Reproduce the material in full, exactly as written.

§ **Raw data**:
################
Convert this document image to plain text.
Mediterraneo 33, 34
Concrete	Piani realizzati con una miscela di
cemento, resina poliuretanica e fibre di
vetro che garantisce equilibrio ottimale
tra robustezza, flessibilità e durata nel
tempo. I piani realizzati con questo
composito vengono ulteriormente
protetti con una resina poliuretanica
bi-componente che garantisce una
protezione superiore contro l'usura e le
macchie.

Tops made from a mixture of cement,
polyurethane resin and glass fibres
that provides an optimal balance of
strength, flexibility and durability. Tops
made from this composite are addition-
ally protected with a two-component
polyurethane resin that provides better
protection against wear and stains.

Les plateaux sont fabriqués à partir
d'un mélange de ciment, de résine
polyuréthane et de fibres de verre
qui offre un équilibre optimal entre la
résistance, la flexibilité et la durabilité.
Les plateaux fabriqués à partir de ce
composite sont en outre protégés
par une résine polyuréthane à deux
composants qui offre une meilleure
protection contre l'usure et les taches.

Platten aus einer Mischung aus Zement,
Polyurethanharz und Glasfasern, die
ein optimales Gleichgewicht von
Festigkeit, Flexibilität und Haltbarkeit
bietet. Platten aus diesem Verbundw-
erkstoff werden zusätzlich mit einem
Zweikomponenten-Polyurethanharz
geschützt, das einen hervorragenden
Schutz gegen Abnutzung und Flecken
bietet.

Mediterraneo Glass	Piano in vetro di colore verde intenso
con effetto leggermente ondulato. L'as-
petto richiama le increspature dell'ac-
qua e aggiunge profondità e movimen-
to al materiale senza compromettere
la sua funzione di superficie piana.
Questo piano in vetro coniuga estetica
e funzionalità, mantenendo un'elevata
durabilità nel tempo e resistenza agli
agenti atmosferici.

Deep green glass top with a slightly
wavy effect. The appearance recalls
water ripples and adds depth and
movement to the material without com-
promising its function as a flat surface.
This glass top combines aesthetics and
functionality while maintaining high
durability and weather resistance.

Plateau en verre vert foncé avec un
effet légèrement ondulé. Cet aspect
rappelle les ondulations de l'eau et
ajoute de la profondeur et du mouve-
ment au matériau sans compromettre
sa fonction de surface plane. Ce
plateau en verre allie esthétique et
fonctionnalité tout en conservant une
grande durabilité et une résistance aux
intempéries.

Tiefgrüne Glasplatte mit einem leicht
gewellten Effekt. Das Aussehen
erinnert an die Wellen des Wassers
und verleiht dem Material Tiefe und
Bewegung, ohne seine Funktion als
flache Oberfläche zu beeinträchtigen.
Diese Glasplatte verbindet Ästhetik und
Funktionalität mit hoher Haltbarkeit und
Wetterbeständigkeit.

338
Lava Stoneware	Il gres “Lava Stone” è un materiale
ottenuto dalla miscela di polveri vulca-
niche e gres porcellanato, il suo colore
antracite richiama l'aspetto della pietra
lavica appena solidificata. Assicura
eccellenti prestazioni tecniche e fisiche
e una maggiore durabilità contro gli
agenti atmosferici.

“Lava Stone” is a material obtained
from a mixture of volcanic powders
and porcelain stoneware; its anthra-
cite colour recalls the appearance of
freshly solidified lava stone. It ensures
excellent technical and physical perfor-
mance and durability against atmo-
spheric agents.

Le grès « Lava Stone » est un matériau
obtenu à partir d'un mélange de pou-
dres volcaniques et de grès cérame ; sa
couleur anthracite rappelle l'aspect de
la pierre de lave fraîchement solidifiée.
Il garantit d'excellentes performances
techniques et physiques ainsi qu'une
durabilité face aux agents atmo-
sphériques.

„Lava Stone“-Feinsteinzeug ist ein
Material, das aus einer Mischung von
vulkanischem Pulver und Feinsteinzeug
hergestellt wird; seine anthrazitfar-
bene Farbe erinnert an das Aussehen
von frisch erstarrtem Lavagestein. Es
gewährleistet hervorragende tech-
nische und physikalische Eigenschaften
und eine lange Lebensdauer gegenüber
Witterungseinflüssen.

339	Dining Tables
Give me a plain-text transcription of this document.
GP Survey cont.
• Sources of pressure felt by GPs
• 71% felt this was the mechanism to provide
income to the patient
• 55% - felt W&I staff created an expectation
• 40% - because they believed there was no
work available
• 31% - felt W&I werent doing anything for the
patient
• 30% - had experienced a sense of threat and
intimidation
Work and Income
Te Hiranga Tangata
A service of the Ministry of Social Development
################
§ **In response**:
Convert this document image to plain text.
Mediterraneo 33, 34
Concrete	Piani realizzati con una miscela di
cemento, resina poliuretanica e fibre di
vetro che garantisce equilibrio ottimale
tra robustezza, flessibilità e durata nel
tempo. I piani realizzati con questo
composito vengono ulteriormente
protetti con una resina poliuretanica
bi-componente che garantisce una
protezione superiore contro l'usura e le
macchie.

Tops made from a mixture of cement,
polyurethane resin and glass fibres
that provides an optimal balance of
strength, flexibility and durability. Tops
made from this composite are addition-
ally protected with a two-component
polyurethane resin that provides better
protection against wear and stains.

Les plateaux sont fabriqués à partir
d'un mélange de ciment, de résine
polyuréthane et de fibres de verre
qui offre un équilibre optimal entre la
résistance, la flexibilité et la durabilité.
Les plateaux fabriqués à partir de ce
composite sont en outre protégés
par une résine polyuréthane à deux
composants qui offre une meilleure
protection contre l'usure et les taches.

Platten aus einer Mischung aus Zement,
Polyurethanharz und Glasfasern, die
ein optimales Gleichgewicht von
Festigkeit, Flexibilität und Haltbarkeit
bietet. Platten aus diesem Verbundw-
erkstoff werden zusätzlich mit einem
Zweikomponenten-Polyurethanharz
geschützt, das einen hervorragenden
Schutz gegen Abnutzung und Flecken
bietet.

Mediterraneo Glass	Piano in vetro di colore verde intenso
con effetto leggermente ondulato. L'as-
petto richiama le increspature dell'ac-
qua e aggiunge profondità e movimen-
to al materiale senza compromettere
la sua funzione di superficie piana.
Questo piano in vetro coniuga estetica
e funzionalità, mantenendo un'elevata
durabilità nel tempo e resistenza agli
agenti atmosferici.

Deep green glass top with a slightly
wavy effect. The appearance recalls
water ripples and adds depth and
movement to the material without com-
promising its function as a flat surface.
This glass top combines aesthetics and
functionality while maintaining high
durability and weather resistance.

Plateau en verre vert foncé avec un
effet légèrement ondulé. Cet aspect
rappelle les ondulations de l'eau et
ajoute de la profondeur et du mouve-
ment au matériau sans compromettre
sa fonction de surface plane. Ce
plateau en verre allie esthétique et
fonctionnalité tout en conservant une
grande durabilité et une résistance aux
intempéries.

Tiefgrüne Glasplatte mit einem leicht
gewellten Effekt. Das Aussehen
erinnert an die Wellen des Wassers
und verleiht dem Material Tiefe und
Bewegung, ohne seine Funktion als
flache Oberfläche zu beeinträchtigen.
Diese Glasplatte verbindet Ästhetik und
Funktionalität mit hoher Haltbarkeit und
Wetterbeständigkeit.

338
Lava Stoneware	Il gres “Lava Stone” è un materiale
ottenuto dalla miscela di polveri vulca-
niche e gres porcellanato, il suo colore
antracite richiama l'aspetto della pietra
lavica appena solidificata. Assicura
eccellenti prestazioni tecniche e fisiche
e una maggiore durabilità contro gli
agenti atmosferici.

“Lava Stone” is a material obtained
from a mixture of volcanic powders
and porcelain stoneware; its anthra-
cite colour recalls the appearance of
freshly solidified lava stone. It ensures
excellent technical and physical perfor-
mance and durability against atmo-
spheric agents.

Le grès « Lava Stone » est un matériau
obtenu à partir d'un mélange de pou-
dres volcaniques et de grès cérame ; sa
couleur anthracite rappelle l'aspect de
la pierre de lave fraîchement solidifiée.
Il garantit d'excellentes performances
techniques et physiques ainsi qu'une
durabilité face aux agents atmo-
sphériques.

„Lava Stone“-Feinsteinzeug ist ein
Material, das aus einer Mischung von
vulkanischem Pulver und Feinsteinzeug
hergestellt wird; seine anthrazitfar-
bene Farbe erinnert an das Aussehen
von frisch erstarrtem Lavagestein. Es
gewährleistet hervorragende tech-
nische und physikalische Eigenschaften
und eine lange Lebensdauer gegenüber
Witterungseinflüssen.

339	Dining Tables
Give me a plain-text transcription of this document.
GP Survey cont.
• Sources of pressure felt by GPs
• 71% felt this was the mechanism to provide
income to the patient
• 55% - felt W&I staff created an expectation
• 40% - because they believed there was no
work available
• 31% - felt W&I werent doing anything for the
patient
• 30% - had experienced a sense of threat and
intimidation
Work and Income
Te Hiranga Tangata
A service of the Ministry of Social Development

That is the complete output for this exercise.